Stored entries
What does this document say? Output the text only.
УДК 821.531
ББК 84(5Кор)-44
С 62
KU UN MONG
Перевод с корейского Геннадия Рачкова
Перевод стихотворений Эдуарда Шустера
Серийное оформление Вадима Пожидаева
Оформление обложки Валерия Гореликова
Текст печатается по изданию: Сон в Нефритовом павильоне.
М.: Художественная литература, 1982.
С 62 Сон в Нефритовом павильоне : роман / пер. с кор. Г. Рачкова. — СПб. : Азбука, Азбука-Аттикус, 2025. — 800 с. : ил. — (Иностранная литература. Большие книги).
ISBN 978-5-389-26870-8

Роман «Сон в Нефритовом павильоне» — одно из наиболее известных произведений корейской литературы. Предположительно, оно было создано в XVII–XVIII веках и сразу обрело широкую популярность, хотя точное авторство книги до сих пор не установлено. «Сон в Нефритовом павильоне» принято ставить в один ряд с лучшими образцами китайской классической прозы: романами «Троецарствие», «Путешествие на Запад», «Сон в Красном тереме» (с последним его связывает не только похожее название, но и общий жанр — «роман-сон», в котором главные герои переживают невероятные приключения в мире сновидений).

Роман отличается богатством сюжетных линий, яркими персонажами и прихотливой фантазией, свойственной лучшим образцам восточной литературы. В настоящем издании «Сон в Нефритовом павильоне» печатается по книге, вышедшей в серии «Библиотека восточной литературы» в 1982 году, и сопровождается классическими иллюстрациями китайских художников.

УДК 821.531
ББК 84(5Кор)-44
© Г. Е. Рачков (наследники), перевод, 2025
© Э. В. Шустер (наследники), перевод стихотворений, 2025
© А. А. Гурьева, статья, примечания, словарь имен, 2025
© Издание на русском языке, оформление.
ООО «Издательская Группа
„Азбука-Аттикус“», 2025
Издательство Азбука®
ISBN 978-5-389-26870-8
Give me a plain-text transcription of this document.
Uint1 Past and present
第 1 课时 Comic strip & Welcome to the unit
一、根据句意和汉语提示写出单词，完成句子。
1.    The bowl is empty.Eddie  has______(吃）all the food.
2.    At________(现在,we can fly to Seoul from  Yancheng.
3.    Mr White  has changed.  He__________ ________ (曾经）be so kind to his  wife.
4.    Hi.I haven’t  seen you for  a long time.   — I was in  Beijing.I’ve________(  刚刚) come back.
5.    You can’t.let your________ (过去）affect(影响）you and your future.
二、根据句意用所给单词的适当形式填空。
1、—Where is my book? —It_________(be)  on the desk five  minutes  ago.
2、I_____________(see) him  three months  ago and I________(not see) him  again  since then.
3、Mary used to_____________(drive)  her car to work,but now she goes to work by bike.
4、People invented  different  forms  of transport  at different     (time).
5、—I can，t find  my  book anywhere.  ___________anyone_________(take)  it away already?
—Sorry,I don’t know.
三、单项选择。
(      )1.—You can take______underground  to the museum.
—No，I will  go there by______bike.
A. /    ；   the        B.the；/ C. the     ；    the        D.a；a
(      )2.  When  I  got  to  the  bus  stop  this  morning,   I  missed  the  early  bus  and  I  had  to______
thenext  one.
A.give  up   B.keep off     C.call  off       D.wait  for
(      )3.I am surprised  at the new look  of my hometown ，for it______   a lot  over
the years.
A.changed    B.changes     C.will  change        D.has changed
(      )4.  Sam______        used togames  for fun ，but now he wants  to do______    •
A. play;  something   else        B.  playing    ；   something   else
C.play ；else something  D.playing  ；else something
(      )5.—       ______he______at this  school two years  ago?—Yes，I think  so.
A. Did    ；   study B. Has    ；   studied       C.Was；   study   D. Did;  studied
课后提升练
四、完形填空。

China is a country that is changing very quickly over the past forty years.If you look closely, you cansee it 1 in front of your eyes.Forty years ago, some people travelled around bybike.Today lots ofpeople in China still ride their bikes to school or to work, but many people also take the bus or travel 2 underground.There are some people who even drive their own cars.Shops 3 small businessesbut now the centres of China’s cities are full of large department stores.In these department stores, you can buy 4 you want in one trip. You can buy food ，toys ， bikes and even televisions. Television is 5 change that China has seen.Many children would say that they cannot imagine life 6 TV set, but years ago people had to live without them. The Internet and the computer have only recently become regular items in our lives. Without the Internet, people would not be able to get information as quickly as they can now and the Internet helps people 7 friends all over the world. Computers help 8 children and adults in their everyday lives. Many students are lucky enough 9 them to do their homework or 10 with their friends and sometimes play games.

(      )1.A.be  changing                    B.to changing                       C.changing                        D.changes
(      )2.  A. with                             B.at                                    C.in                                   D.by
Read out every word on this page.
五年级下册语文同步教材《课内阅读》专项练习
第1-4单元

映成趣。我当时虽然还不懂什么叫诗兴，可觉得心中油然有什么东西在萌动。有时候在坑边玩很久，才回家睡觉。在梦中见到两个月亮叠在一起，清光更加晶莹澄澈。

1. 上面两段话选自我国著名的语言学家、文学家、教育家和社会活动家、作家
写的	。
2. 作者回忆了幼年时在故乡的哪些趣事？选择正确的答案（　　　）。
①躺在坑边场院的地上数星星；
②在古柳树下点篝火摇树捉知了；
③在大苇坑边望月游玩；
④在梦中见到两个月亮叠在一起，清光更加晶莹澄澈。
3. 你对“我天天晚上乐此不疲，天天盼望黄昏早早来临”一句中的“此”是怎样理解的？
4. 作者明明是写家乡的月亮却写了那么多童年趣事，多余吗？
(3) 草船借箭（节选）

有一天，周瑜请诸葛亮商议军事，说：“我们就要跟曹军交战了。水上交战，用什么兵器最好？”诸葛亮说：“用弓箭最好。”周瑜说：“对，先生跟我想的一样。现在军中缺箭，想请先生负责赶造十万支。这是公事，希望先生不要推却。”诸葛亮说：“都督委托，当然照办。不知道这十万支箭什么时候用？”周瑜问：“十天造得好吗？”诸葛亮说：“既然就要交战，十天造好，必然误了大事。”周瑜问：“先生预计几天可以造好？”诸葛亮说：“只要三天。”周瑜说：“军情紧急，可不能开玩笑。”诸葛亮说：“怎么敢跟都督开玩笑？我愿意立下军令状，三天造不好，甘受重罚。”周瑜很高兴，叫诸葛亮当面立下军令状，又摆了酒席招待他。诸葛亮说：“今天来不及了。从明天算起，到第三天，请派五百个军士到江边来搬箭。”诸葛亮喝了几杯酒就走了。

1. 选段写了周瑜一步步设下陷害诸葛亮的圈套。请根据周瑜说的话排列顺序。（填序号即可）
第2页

Work to do -
Transcribe the whole listing exactly.

Result of the exercise -
What does this document say? Output the text only.
УДК 821.531
ББК 84(5Кор)-44
С 62
KU UN MONG
Перевод с корейского Геннадия Рачкова
Перевод стихотворений Эдуарда Шустера
Серийное оформление Вадима Пожидаева
Оформление обложки Валерия Гореликова
Текст печатается по изданию: Сон в Нефритовом павильоне.
М.: Художественная литература, 1982.
С 62 Сон в Нефритовом павильоне : роман / пер. с кор. Г. Рачкова. — СПб. : Азбука, Азбука-Аттикус, 2025. — 800 с. : ил. — (Иностранная литература. Большие книги).
ISBN 978-5-389-26870-8

Роман «Сон в Нефритовом павильоне» — одно из наиболее известных произведений корейской литературы. Предположительно, оно было создано в XVII–XVIII веках и сразу обрело широкую популярность, хотя точное авторство книги до сих пор не установлено. «Сон в Нефритовом павильоне» принято ставить в один ряд с лучшими образцами китайской классической прозы: романами «Троецарствие», «Путешествие на Запад», «Сон в Красном тереме» (с последним его связывает не только похожее название, но и общий жанр — «роман-сон», в котором главные герои переживают невероятные приключения в мире сновидений).

Роман отличается богатством сюжетных линий, яркими персонажами и прихотливой фантазией, свойственной лучшим образцам восточной литературы. В настоящем издании «Сон в Нефритовом павильоне» печатается по книге, вышедшей в серии «Библиотека восточной литературы» в 1982 году, и сопровождается классическими иллюстрациями китайских художников.

УДК 821.531
ББК 84(5Кор)-44
© Г. Е. Рачков (наследники), перевод, 2025
© Э. В. Шустер (наследники), перевод стихотворений, 2025
© А. А. Гурьева, статья, примечания, словарь имен, 2025
© Издание на русском языке, оформление.
ООО «Издательская Группа
„Азбука-Аттикус“», 2025
Издательство Азбука®
ISBN 978-5-389-26870-8
Give me a plain-text transcription of this document.
Uint1 Past and present
第 1 课时 Comic strip & Welcome to the unit
一、根据句意和汉语提示写出单词，完成句子。
1.    The bowl is empty.Eddie  has______(吃）all the food.
2.    At________(现在,we can fly to Seoul from  Yancheng.
3.    Mr White  has changed.  He__________ ________ (曾经）be so kind to his  wife.
4.    Hi.I haven’t  seen you for  a long time.   — I was in  Beijing.I’ve________(  刚刚) come back.
5.    You can’t.let your________ (过去）affect(影响）you and your future.
二、根据句意用所给单词的适当形式填空。
1、—Where is my book? —It_________(be)  on the desk five  minutes  ago.
2、I_____________(see) him  three months  ago and I________(not see) him  again  since then.
3、Mary used to_____________(drive)  her car to work,but now she goes to work by bike.
4、People invented  different  forms  of transport  at different     (time).
5、—I can，t find  my  book anywhere.  ___________anyone_________(take)  it away already?
—Sorry,I don’t know.
三、单项选择。
(      )1.—You can take______underground  to the museum.
—No，I will  go there by______bike.
A. /    ；   the        B.the；/ C. the     ；    the        D.a；a
(      )2.  When  I  got  to  the  bus  stop  this  morning,   I  missed  the  early  bus  and  I  had  to______
thenext  one.
A.give  up   B.keep off     C.call  off       D.wait  for
(      )3.I am surprised  at the new look  of my hometown ，for it______   a lot  over
the years.
A.changed    B.changes     C.will  change        D.has changed
(      )4.  Sam______        used togames  for fun ，but now he wants  to do______    •
A. play;  something   else        B.  playing    ；   something   else
C.play ；else something  D.playing  ；else something
(      )5.—       ______he______at this  school two years  ago?—Yes，I think  so.
A. Did    ；   study B. Has    ；   studied       C.Was；   study   D. Did;  studied
课后提升练
四、完形填空。

China is a country that is changing very quickly over the past forty years.If you look closely, you cansee it 1 in front of your eyes.Forty years ago, some people travelled around bybike.Today lots ofpeople in China still ride their bikes to school or to work, but many people also take the bus or travel 2 underground.There are some people who even drive their own cars.Shops 3 small businessesbut now the centres of China’s cities are full of large department stores.In these department stores, you can buy 4 you want in one trip. You can buy food ，toys ， bikes and even televisions. Television is 5 change that China has seen.Many children would say that they cannot imagine life 6 TV set, but years ago people had to live without them. The Internet and the computer have only recently become regular items in our lives. Without the Internet, people would not be able to get information as quickly as they can now and the Internet helps people 7 friends all over the world. Computers help 8 children and adults in their everyday lives. Many students are lucky enough 9 them to do their homework or 10 with their friends and sometimes play games.

(      )1.A.be  changing                    B.to changing                       C.changing                        D.changes
(      )2.  A. with                             B.at                                    C.in                                   D.by
Read out every word on this page.
五年级下册语文同步教材《课内阅读》专项练习
第1-4单元

映成趣。我当时虽然还不懂什么叫诗兴，可觉得心中油然有什么东西在萌动。有时候在坑边玩很久，才回家睡觉。在梦中见到两个月亮叠在一起，清光更加晶莹澄澈。

1. 上面两段话选自我国著名的语言学家、文学家、教育家和社会活动家、作家
写的	。
2. 作者回忆了幼年时在故乡的哪些趣事？选择正确的答案（　　　）。
①躺在坑边场院的地上数星星；
②在古柳树下点篝火摇树捉知了；
③在大苇坑边望月游玩；
④在梦中见到两个月亮叠在一起，清光更加晶莹澄澈。
3. 你对“我天天晚上乐此不疲，天天盼望黄昏早早来临”一句中的“此”是怎样理解的？
4. 作者明明是写家乡的月亮却写了那么多童年趣事，多余吗？
(3) 草船借箭（节选）

有一天，周瑜请诸葛亮商议军事，说：“我们就要跟曹军交战了。水上交战，用什么兵器最好？”诸葛亮说：“用弓箭最好。”周瑜说：“对，先生跟我想的一样。现在军中缺箭，想请先生负责赶造十万支。这是公事，希望先生不要推却。”诸葛亮说：“都督委托，当然照办。不知道这十万支箭什么时候用？”周瑜问：“十天造得好吗？”诸葛亮说：“既然就要交战，十天造好，必然误了大事。”周瑜问：“先生预计几天可以造好？”诸葛亮说：“只要三天。”周瑜说：“军情紧急，可不能开玩笑。”诸葛亮说：“怎么敢跟都督开玩笑？我愿意立下军令状，三天造不好，甘受重罚。”周瑜很高兴，叫诸葛亮当面立下军令状，又摆了酒席招待他。诸葛亮说：“今天来不及了。从明天算起，到第三天，请派五百个军士到江边来搬箭。”诸葛亮喝了几杯酒就走了。

1. 选段写了周瑜一步步设下陷害诸葛亮的圈套。请根据周瑜说的话排列顺序。（填序号即可）
第2页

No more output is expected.